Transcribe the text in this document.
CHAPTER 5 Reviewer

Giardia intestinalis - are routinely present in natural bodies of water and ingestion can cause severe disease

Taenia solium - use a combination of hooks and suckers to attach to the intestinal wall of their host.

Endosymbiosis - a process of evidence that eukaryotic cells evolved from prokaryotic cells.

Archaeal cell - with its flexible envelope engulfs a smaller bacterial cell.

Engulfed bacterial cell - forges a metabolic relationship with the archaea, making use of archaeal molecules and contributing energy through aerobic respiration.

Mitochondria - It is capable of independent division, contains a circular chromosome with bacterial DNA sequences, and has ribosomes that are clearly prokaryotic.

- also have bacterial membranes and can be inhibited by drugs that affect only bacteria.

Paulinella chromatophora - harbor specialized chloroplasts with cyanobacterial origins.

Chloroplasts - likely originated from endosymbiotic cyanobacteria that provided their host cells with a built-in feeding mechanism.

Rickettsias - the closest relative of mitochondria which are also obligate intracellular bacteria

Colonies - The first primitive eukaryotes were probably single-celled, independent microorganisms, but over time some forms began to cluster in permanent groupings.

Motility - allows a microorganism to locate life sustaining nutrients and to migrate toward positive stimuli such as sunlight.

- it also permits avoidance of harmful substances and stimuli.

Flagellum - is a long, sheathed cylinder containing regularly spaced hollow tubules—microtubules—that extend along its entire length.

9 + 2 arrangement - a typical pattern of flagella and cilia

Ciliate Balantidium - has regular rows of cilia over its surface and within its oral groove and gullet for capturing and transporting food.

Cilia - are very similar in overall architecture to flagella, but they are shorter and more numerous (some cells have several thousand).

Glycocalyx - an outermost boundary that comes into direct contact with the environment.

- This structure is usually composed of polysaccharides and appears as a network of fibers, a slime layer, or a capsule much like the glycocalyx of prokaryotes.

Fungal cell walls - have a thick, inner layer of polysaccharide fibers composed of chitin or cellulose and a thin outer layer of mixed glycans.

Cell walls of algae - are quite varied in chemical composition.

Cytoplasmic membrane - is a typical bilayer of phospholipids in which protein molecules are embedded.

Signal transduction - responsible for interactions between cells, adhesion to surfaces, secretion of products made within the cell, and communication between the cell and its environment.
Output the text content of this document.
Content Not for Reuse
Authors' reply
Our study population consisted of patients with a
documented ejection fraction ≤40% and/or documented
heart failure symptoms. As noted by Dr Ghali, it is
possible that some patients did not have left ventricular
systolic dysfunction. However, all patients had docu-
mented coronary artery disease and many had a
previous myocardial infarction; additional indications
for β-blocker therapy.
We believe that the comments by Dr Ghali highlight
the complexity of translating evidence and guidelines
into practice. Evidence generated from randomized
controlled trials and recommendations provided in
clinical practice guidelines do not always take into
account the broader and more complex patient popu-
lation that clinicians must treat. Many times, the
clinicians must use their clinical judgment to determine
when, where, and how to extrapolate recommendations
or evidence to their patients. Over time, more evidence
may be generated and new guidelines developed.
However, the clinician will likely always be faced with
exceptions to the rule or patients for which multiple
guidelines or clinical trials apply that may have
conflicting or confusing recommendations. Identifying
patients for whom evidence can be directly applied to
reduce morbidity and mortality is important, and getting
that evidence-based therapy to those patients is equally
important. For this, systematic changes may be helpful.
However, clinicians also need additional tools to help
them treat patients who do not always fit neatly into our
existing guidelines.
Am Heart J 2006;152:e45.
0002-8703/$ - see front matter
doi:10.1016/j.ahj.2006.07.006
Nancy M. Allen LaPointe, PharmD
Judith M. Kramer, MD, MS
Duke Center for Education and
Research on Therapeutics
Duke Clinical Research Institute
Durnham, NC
· · · · ·
Give back all of the data above without any alteration.

Transcribe the text in this document.
CHAPTER 5 Reviewer

Giardia intestinalis - are routinely present in natural bodies of water and ingestion can cause severe disease

Taenia solium - use a combination of hooks and suckers to attach to the intestinal wall of their host.

Endosymbiosis - a process of evidence that eukaryotic cells evolved from prokaryotic cells.

Archaeal cell - with its flexible envelope engulfs a smaller bacterial cell.

Engulfed bacterial cell - forges a metabolic relationship with the archaea, making use of archaeal molecules and contributing energy through aerobic respiration.

Mitochondria - It is capable of independent division, contains a circular chromosome with bacterial DNA sequences, and has ribosomes that are clearly prokaryotic.

- also have bacterial membranes and can be inhibited by drugs that affect only bacteria.

Paulinella chromatophora - harbor specialized chloroplasts with cyanobacterial origins.

Chloroplasts - likely originated from endosymbiotic cyanobacteria that provided their host cells with a built-in feeding mechanism.

Rickettsias - the closest relative of mitochondria which are also obligate intracellular bacteria

Colonies - The first primitive eukaryotes were probably single-celled, independent microorganisms, but over time some forms began to cluster in permanent groupings.

Motility - allows a microorganism to locate life sustaining nutrients and to migrate toward positive stimuli such as sunlight.

- it also permits avoidance of harmful substances and stimuli.

Flagellum - is a long, sheathed cylinder containing regularly spaced hollow tubules—microtubules—that extend along its entire length.

9 + 2 arrangement - a typical pattern of flagella and cilia

Ciliate Balantidium - has regular rows of cilia over its surface and within its oral groove and gullet for capturing and transporting food.

Cilia - are very similar in overall architecture to flagella, but they are shorter and more numerous (some cells have several thousand).

Glycocalyx - an outermost boundary that comes into direct contact with the environment.

- This structure is usually composed of polysaccharides and appears as a network of fibers, a slime layer, or a capsule much like the glycocalyx of prokaryotes.

Fungal cell walls - have a thick, inner layer of polysaccharide fibers composed of chitin or cellulose and a thin outer layer of mixed glycans.

Cell walls of algae - are quite varied in chemical composition.

Cytoplasmic membrane - is a typical bilayer of phospholipids in which protein molecules are embedded.

Signal transduction - responsible for interactions between cells, adhesion to surfaces, secretion of products made within the cell, and communication between the cell and its environment.
Output the text content of this document.
Content Not for Reuse
Authors' reply
Our study population consisted of patients with a
documented ejection fraction ≤40% and/or documented
heart failure symptoms. As noted by Dr Ghali, it is
possible that some patients did not have left ventricular
systolic dysfunction. However, all patients had docu-
mented coronary artery disease and many had a
previous myocardial infarction; additional indications
for β-blocker therapy.
We believe that the comments by Dr Ghali highlight
the complexity of translating evidence and guidelines
into practice. Evidence generated from randomized
controlled trials and recommendations provided in
clinical practice guidelines do not always take into
account the broader and more complex patient popu-
lation that clinicians must treat. Many times, the
clinicians must use their clinical judgment to determine
when, where, and how to extrapolate recommendations
or evidence to their patients. Over time, more evidence
may be generated and new guidelines developed.
However, the clinician will likely always be faced with
exceptions to the rule or patients for which multiple
guidelines or clinical trials apply that may have
conflicting or confusing recommendations. Identifying
patients for whom evidence can be directly applied to
reduce morbidity and mortality is important, and getting
that evidence-based therapy to those patients is equally
important. For this, systematic changes may be helpful.
However, clinicians also need additional tools to help
them treat patients who do not always fit neatly into our
existing guidelines.
Am Heart J 2006;152:e45.
0002-8703/$ - see front matter
doi:10.1016/j.ahj.2006.07.006
Nancy M. Allen LaPointe, PharmD
Judith M. Kramer, MD, MS
Duke Center for Education and
Research on Therapeutics
Duke Clinical Research Institute
Durnham, NC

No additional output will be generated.